Stored data entries:
====================

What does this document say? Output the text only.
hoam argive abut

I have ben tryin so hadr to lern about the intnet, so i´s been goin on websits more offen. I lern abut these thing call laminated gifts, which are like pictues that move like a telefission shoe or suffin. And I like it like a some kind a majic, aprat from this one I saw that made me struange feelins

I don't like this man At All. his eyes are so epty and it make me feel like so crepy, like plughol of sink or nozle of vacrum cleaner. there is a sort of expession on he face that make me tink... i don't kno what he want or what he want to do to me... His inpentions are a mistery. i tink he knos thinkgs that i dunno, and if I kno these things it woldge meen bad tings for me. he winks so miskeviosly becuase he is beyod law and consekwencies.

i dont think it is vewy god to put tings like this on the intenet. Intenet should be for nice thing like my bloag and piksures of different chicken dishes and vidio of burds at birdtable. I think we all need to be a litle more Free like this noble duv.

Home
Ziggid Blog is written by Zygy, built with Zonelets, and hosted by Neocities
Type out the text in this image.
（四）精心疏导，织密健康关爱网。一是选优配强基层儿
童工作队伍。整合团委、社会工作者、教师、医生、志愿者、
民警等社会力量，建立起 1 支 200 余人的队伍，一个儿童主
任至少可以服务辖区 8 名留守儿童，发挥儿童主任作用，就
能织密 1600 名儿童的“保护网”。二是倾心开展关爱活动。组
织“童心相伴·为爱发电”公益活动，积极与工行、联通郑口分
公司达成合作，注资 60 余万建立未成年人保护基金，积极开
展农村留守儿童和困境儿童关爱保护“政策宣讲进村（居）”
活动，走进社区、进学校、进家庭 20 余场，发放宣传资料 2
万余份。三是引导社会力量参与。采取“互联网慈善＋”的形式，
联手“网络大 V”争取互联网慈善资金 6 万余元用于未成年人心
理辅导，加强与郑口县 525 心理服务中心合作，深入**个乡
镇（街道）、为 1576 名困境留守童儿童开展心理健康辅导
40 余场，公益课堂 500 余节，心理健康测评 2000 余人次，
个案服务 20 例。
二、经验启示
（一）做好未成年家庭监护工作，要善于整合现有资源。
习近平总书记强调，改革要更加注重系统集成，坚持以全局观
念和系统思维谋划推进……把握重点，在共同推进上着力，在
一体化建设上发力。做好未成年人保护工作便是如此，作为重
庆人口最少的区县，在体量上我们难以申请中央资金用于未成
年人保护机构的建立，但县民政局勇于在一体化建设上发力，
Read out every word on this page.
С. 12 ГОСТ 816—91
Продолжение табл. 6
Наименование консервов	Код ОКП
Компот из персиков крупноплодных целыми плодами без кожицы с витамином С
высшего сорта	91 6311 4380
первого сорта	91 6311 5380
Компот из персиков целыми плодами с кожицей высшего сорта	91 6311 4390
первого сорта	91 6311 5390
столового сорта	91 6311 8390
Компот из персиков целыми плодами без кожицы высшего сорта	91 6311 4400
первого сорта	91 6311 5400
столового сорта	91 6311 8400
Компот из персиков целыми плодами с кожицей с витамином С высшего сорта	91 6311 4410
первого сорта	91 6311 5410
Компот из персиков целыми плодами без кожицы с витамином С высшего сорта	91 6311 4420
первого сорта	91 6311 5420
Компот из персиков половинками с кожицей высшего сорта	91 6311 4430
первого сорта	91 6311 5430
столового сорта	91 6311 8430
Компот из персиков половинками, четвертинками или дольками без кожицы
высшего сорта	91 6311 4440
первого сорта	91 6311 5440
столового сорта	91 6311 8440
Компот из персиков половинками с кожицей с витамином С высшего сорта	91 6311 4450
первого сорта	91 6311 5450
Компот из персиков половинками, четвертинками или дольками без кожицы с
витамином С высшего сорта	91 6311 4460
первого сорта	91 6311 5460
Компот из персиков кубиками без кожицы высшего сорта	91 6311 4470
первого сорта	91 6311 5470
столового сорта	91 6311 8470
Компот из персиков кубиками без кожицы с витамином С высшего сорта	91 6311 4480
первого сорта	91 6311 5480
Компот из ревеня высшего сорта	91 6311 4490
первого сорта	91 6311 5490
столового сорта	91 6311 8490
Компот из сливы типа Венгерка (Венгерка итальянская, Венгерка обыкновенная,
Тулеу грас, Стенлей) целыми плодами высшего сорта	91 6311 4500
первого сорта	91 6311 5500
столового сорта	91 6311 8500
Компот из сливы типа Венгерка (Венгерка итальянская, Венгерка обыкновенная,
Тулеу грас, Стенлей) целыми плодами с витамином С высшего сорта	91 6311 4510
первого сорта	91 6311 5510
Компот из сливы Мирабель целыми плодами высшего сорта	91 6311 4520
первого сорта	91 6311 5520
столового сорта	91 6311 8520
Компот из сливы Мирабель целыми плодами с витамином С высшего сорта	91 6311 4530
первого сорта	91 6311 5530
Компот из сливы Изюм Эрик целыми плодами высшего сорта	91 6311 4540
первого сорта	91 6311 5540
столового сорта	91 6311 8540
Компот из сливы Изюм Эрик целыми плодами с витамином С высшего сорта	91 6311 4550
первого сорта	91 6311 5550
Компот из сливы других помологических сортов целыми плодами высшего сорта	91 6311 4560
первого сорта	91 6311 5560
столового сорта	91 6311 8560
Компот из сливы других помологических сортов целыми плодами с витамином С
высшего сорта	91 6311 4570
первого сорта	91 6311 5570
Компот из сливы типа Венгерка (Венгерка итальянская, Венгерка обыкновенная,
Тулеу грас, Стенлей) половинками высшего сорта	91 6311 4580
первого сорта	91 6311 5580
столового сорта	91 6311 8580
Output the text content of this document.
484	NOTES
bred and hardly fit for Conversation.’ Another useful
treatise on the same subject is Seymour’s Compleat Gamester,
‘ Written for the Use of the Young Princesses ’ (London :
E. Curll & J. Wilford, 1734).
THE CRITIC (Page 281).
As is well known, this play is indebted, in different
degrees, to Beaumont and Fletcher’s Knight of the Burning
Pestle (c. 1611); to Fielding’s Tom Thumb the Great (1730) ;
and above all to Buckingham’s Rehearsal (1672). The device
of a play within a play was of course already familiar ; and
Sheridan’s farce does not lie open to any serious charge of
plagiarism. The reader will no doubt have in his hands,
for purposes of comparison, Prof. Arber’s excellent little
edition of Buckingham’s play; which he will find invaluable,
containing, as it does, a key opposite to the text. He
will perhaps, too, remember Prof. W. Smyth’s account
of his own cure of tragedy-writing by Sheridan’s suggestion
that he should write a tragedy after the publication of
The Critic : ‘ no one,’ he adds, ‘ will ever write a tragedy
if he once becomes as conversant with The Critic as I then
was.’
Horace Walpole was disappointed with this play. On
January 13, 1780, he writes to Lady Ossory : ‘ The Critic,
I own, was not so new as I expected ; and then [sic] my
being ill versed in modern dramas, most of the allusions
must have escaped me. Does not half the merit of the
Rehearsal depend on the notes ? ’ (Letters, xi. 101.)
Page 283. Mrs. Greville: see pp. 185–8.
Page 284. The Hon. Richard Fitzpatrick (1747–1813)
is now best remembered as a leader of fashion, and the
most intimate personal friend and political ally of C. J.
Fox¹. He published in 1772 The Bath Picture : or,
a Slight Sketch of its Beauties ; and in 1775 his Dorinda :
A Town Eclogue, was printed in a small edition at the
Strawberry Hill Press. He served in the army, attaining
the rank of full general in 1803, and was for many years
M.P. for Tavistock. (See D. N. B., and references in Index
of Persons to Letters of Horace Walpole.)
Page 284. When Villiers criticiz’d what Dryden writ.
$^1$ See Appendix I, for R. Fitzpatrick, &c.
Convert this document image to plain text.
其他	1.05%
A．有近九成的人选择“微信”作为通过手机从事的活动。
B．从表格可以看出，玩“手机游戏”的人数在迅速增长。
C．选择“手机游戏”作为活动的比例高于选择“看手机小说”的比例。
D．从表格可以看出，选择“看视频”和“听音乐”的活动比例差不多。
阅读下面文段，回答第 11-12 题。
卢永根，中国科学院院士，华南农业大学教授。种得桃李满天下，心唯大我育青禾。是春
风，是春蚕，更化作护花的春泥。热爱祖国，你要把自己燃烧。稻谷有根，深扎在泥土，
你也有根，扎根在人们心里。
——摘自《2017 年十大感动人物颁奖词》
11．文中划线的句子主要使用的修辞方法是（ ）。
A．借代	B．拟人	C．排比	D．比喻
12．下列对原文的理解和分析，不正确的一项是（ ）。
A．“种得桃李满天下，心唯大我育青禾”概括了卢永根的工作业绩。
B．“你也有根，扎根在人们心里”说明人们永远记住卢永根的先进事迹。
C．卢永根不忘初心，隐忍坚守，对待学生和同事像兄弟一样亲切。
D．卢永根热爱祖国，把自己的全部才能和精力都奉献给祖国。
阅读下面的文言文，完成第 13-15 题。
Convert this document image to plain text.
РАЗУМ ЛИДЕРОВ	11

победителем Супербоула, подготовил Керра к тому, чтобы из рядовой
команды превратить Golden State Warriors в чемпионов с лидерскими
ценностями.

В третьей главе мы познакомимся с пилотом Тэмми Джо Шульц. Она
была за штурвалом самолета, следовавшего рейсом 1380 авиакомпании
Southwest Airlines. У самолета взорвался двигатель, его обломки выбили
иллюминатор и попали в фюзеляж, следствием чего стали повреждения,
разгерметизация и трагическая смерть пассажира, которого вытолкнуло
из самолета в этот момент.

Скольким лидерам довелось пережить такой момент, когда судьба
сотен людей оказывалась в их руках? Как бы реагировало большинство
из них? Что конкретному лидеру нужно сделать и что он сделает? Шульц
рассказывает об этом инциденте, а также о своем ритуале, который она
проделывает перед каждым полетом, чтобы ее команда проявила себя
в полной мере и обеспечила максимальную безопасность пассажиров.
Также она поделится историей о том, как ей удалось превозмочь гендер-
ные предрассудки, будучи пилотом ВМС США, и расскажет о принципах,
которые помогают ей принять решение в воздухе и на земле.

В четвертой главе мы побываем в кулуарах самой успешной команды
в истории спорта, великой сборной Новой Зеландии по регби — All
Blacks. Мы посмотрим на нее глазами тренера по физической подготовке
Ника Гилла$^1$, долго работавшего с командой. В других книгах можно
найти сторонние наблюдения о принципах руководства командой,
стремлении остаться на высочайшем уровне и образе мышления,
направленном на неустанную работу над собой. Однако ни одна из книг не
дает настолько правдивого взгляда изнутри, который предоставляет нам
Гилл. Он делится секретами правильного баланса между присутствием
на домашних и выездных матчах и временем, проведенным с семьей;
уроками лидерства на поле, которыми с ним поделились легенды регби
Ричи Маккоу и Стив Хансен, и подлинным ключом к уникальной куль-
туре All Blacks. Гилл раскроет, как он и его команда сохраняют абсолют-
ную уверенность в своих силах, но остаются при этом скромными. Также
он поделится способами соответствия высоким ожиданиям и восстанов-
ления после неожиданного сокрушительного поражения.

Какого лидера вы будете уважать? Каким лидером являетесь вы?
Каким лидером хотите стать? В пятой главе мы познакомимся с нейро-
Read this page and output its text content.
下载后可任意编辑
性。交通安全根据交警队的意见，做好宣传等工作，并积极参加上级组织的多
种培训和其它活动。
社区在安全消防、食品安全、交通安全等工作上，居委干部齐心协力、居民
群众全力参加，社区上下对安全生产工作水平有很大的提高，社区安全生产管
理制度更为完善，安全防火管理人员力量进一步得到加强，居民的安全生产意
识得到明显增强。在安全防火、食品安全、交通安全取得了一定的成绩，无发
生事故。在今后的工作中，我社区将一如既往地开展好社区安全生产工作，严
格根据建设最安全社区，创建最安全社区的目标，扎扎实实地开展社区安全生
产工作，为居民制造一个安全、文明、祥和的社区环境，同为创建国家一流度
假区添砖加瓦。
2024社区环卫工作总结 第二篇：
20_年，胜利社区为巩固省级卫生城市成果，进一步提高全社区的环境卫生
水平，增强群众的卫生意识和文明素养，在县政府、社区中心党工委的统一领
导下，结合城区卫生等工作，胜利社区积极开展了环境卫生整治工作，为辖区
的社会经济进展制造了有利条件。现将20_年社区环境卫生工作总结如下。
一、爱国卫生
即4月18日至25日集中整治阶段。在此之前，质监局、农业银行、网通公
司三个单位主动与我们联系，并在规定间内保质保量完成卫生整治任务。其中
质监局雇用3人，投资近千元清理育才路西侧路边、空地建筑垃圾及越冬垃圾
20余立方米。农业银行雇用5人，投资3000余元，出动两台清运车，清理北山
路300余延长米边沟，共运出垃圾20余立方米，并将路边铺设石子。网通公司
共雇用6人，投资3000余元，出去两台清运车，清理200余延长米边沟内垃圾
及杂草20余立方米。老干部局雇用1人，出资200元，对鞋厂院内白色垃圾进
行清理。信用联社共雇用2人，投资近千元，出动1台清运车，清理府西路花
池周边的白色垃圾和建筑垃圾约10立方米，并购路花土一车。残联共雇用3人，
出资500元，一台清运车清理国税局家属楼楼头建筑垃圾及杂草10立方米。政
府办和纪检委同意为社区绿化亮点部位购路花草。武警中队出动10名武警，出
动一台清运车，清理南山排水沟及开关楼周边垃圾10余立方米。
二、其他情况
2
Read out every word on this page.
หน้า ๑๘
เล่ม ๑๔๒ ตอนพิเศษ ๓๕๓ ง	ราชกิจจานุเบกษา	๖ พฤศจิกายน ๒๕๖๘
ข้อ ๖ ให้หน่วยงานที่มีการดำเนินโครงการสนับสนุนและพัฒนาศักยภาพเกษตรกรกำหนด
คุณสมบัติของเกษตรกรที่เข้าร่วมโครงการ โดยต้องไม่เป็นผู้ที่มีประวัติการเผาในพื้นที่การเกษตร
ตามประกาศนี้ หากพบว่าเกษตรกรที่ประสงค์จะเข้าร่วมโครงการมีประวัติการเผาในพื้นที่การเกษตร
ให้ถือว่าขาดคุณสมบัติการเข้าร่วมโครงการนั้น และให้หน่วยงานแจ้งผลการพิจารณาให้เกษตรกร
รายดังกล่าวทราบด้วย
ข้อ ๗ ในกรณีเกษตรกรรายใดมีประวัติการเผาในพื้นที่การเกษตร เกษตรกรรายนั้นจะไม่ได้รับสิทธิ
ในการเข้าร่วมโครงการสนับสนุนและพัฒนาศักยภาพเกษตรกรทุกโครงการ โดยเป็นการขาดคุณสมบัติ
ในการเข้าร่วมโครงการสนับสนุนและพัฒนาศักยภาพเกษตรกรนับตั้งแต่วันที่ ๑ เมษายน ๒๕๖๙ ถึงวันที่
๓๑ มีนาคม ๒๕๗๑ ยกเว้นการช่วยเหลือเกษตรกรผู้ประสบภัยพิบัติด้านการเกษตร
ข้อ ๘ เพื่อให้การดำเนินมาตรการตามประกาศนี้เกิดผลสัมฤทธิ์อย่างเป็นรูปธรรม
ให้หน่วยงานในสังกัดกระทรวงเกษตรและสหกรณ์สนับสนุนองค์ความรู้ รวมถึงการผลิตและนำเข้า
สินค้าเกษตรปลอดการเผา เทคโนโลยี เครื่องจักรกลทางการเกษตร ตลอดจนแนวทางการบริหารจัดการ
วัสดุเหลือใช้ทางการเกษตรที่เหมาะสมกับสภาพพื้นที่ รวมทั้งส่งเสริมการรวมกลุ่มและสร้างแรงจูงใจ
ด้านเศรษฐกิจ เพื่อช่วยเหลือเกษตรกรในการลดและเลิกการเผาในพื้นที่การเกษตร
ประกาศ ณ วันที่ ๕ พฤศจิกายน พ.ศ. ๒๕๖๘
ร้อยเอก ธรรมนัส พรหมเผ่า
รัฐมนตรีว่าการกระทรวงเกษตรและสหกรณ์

====================

### REQUIRED TASK
Look through the records and gather each line with the word "你也有根".

### WORKED ANSWER
你也有根，扎根在人们心里。
B．“你也有根，扎根在人们心里”说明人们永远记住卢永根的先进事迹。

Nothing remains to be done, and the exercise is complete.